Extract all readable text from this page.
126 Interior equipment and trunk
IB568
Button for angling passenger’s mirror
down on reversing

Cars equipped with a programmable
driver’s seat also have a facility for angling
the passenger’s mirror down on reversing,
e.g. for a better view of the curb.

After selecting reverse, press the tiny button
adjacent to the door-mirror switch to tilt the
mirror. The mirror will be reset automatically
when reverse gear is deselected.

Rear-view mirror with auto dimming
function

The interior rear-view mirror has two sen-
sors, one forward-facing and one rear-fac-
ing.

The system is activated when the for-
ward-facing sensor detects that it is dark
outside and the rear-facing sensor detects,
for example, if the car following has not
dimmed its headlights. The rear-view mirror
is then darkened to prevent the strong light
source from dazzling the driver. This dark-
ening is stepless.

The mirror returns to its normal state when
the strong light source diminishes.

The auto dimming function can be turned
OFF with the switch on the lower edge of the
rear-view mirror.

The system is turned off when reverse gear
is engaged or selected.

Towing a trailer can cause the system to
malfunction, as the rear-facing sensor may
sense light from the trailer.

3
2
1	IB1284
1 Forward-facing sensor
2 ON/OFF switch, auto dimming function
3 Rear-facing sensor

» **Your instructions**
Look through the entries and find each line that has the string "view". Copy those lines.

» **Completed exercise**
e.g. for a better view of the curb.
Rear-view mirror with auto dimming
The interior rear-view mirror has two sen-
dimmed its headlights. The rear-view mirror
rear-view mirror.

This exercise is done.